EXERCISE PROMPT
Each line in the entries below that holds the string "type" is to be listed.

STORED DATA
________

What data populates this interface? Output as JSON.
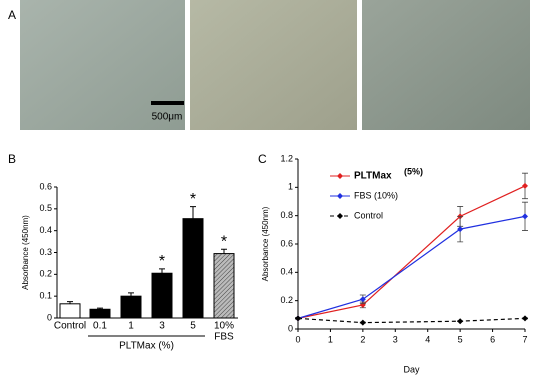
{
  "panel_labels": [
    "A",
    "B",
    "C"
  ],
  "scale_bar_label": "500μm",
  "chart_data": [
    {
      "type": "bar",
      "y_label": "Absorbance (450nm)",
      "categories": [
        "Control",
        "0.1",
        "1",
        "3",
        "5",
        "10%"
      ],
      "values": [
        0.065,
        0.04,
        0.1,
        0.205,
        0.455,
        0.295
      ],
      "errors": [
        0.01,
        0.005,
        0.015,
        0.02,
        0.055,
        0.02
      ],
      "markers": [
        null,
        null,
        null,
        "*",
        "*",
        "*"
      ],
      "colors": [
        "#ffffff",
        "#000000",
        "#000000",
        "#000000",
        "#000000",
        "#9a9a9a"
      ],
      "hatched": [
        false,
        false,
        false,
        false,
        false,
        true
      ],
      "group_label": "PLTMax (%)",
      "fbs_label": "FBS",
      "ylim": [
        0,
        0.6
      ],
      "yticks": [
        0,
        0.1,
        0.2,
        0.3,
        0.4,
        0.5,
        0.6
      ]
    },
    {
      "type": "line",
      "x_label": "Day",
      "y_label": "Absorbance (450nm)",
      "x": [
        0,
        2,
        5,
        7
      ],
      "series": [
        {
          "name": "PLTMax",
          "color": "#e02020",
          "dashed": false,
          "values": [
            0.075,
            0.17,
            0.795,
            1.01
          ],
          "errors": [
            0.005,
            0.02,
            0.07,
            0.09
          ]
        },
        {
          "name": "FBS (10%)",
          "color": "#2030e0",
          "dashed": false,
          "values": [
            0.075,
            0.21,
            0.705,
            0.795
          ],
          "errors": [
            0.005,
            0.03,
            0.09,
            0.1
          ]
        },
        {
          "name": "Control",
          "color": "#000000",
          "dashed": true,
          "values": [
            0.075,
            0.045,
            0.055,
            0.075
          ],
          "errors": [
            0.003,
            0.003,
            0.003,
            0.003
          ]
        }
      ],
      "legend_note": "(5%)",
      "xlim": [
        0,
        7
      ],
      "xticks": [
        0,
        1,
        2,
        3,
        4,
        5,
        6,
        7
      ],
      "ylim": [
        0,
        1.2
      ],
      "yticks": [
        0,
        0.2,
        0.4,
        0.6,
        0.8,
        1.0,
        1.2
      ]
    }
  ]
}
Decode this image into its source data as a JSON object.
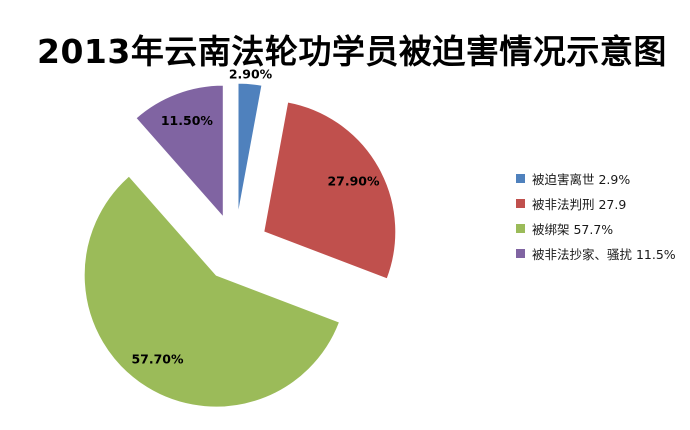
{
  "chart_data": {
    "type": "pie",
    "title": "2013年云南法轮功学员被迫害情况示意图",
    "direction": "clockwise",
    "start_angle_deg": 0,
    "exploded": true,
    "legend_position": "right",
    "background_color": "#ffffff",
    "slices": [
      {
        "label": "被迫害离世",
        "value": 2.9,
        "data_label": "2.90%",
        "legend_label": "被迫害离世 2.9%",
        "color": "#4f81bd"
      },
      {
        "label": "被非法判刑",
        "value": 27.9,
        "data_label": "27.90%",
        "legend_label": "被非法判刑 27.9",
        "color": "#c0504d"
      },
      {
        "label": "被绑架",
        "value": 57.7,
        "data_label": "57.70%",
        "legend_label": "被绑架 57.7%",
        "color": "#9bbb59"
      },
      {
        "label": "被非法抄家、骚扰",
        "value": 11.5,
        "data_label": "11.50%",
        "legend_label": "被非法抄家、骚扰  11.5%",
        "color": "#8064a2"
      }
    ]
  }
}
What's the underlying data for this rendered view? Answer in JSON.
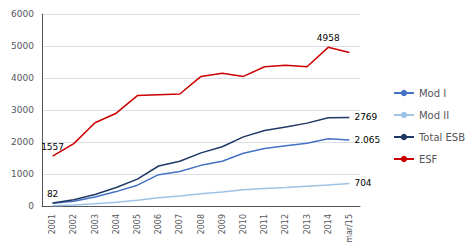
{
  "chart_data": {
    "type": "line",
    "categories": [
      "2001",
      "2002",
      "2003",
      "2004",
      "2005",
      "2006",
      "2007",
      "2008",
      "2009",
      "2010",
      "2011",
      "2012",
      "2013",
      "2014",
      "mar/15"
    ],
    "series": [
      {
        "name": "Mod I",
        "color": "#4472C4",
        "values": [
          82,
          150,
          280,
          450,
          650,
          980,
          1080,
          1270,
          1400,
          1650,
          1800,
          1880,
          1960,
          2100,
          2065
        ]
      },
      {
        "name": "Mod II",
        "color": "#9DC3E6",
        "values": [
          8,
          30,
          70,
          120,
          180,
          260,
          310,
          380,
          440,
          510,
          550,
          580,
          620,
          660,
          704
        ]
      },
      {
        "name": "Total ESB",
        "color": "#1F3864",
        "values": [
          95,
          195,
          360,
          580,
          840,
          1250,
          1400,
          1660,
          1850,
          2160,
          2360,
          2470,
          2590,
          2760,
          2769
        ]
      },
      {
        "name": "ESF",
        "color": "#CC0000",
        "values": [
          1557,
          1950,
          2600,
          2900,
          3450,
          3480,
          3500,
          4050,
          4150,
          4050,
          4350,
          4400,
          4350,
          4958,
          4800
        ]
      }
    ],
    "annotations": [
      {
        "text": "82",
        "series": "Mod I",
        "x": "2001",
        "value": 82
      },
      {
        "text": "1557",
        "series": "ESF",
        "x": "2001",
        "value": 1557
      },
      {
        "text": "4958",
        "series": "ESF",
        "x": "2014",
        "value": 4958
      },
      {
        "text": "2769",
        "series": "Total ESB",
        "x": "mar/15",
        "value": 2769
      },
      {
        "text": "2.065",
        "series": "Mod I",
        "x": "mar/15",
        "value": 2065
      },
      {
        "text": "704",
        "series": "Mod II",
        "x": "mar/15",
        "value": 704
      }
    ],
    "ylim": [
      0,
      6000
    ],
    "yticks": [
      0,
      1000,
      2000,
      3000,
      4000,
      5000,
      6000
    ],
    "grid": true,
    "legend": "right"
  }
}
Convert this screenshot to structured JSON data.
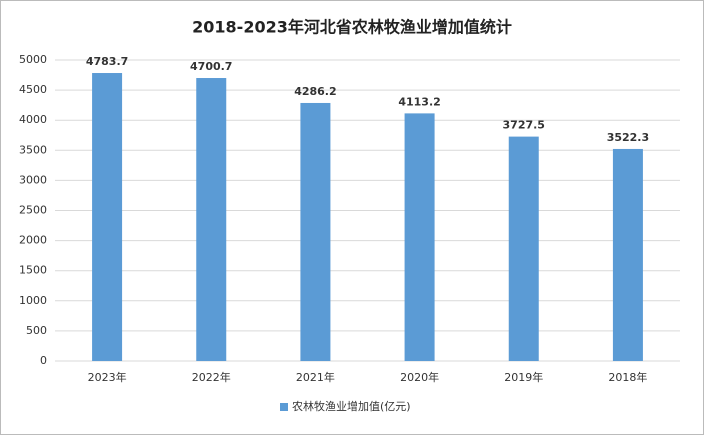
{
  "chart_data": {
    "type": "bar",
    "title": "2018-2023年河北省农林牧渔业增加值统计",
    "categories": [
      "2023年",
      "2022年",
      "2021年",
      "2020年",
      "2019年",
      "2018年"
    ],
    "series": [
      {
        "name": "农林牧渔业增加值(亿元)",
        "color": "#5b9bd5",
        "values": [
          4783.7,
          4700.7,
          4286.2,
          4113.2,
          3727.5,
          3522.3
        ]
      }
    ],
    "ylim": [
      0,
      5000
    ],
    "yticks": [
      0,
      500,
      1000,
      1500,
      2000,
      2500,
      3000,
      3500,
      4000,
      4500,
      5000
    ],
    "grid": true,
    "legend": "bottom"
  }
}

________

EXERCISE ANSWER
      "type": "bar",
      "type": "line",
    "type": "pie",
    "type": "line",
    "type": "bar",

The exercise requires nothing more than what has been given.